--- Records provided ---

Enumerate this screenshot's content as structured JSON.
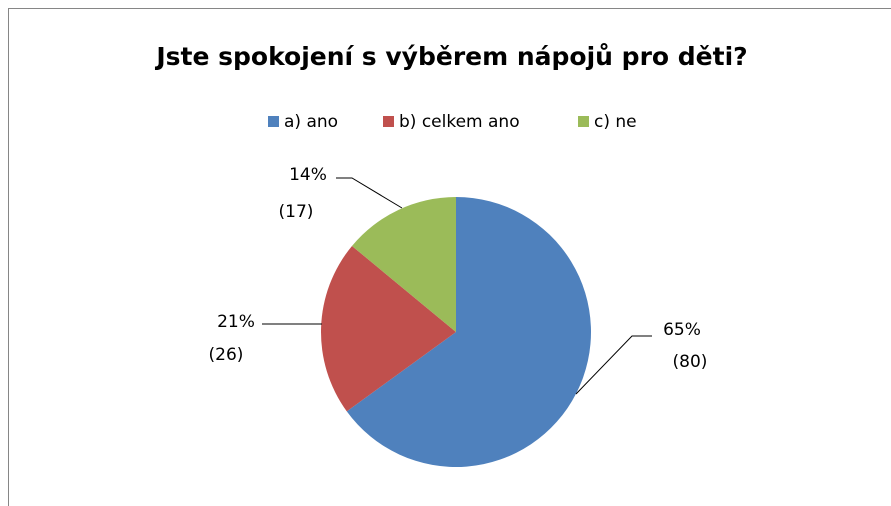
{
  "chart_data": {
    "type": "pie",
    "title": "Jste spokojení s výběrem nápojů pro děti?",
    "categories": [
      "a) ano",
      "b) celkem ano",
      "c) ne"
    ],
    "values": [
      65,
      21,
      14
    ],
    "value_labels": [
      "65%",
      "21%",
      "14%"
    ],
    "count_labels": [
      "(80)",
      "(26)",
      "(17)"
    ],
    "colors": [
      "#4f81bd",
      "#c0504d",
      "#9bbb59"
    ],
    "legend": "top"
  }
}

---

### Written problem
Go through the listing above and quote it exactly, apart from its images.

### Correct output
Enumerate this screenshot's content as structured JSON.
{
  "chart_data": {
    "type": "pie",
    "title": "Jste spokojení s výběrem nápojů pro děti?",
    "categories": [
      "a) ano",
      "b) celkem ano",
      "c) ne"
    ],
    "values": [
      65,
      21,
      14
    ],
    "value_labels": [
      "65%",
      "21%",
      "14%"
    ],
    "count_labels": [
      "(80)",
      "(26)",
      "(17)"
    ],
    "colors": [
      "#4f81bd",
      "#c0504d",
      "#9bbb59"
    ],
    "legend": "top"
  }
}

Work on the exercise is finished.